(Exercise instructions) Gather each line in the entries that includes the string "avec".
--- Exercise data ---
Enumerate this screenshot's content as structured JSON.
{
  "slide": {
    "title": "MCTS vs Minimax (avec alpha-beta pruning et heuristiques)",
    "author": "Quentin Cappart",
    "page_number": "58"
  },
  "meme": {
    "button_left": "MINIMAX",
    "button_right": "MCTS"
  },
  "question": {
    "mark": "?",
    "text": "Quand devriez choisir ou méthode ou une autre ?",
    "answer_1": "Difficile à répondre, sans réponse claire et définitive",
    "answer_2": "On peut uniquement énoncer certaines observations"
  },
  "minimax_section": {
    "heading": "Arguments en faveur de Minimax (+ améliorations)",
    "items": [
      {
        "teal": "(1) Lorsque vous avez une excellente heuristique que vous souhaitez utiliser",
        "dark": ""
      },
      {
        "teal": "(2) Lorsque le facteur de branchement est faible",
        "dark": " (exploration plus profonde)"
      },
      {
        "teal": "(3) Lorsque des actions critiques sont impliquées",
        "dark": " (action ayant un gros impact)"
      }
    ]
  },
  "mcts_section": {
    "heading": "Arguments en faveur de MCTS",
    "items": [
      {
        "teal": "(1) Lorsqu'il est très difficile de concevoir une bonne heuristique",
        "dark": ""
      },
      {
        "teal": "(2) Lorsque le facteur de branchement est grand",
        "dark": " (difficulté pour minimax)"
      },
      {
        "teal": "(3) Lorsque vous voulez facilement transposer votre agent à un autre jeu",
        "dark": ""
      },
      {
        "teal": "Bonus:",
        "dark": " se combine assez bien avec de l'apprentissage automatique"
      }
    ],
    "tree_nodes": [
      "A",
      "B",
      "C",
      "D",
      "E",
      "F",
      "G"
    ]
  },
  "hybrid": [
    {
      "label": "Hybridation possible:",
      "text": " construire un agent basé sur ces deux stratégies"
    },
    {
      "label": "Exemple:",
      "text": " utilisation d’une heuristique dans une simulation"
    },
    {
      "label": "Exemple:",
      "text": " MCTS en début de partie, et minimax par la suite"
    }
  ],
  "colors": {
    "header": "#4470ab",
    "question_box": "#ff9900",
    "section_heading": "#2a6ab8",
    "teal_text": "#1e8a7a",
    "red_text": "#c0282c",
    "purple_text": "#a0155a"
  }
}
---
(Response to the exercise)
    "title": "MCTS vs Minimax (avec alpha-beta pruning et heuristiques)",
        "dark": " se combine assez bien avec de l'apprentissage automatique"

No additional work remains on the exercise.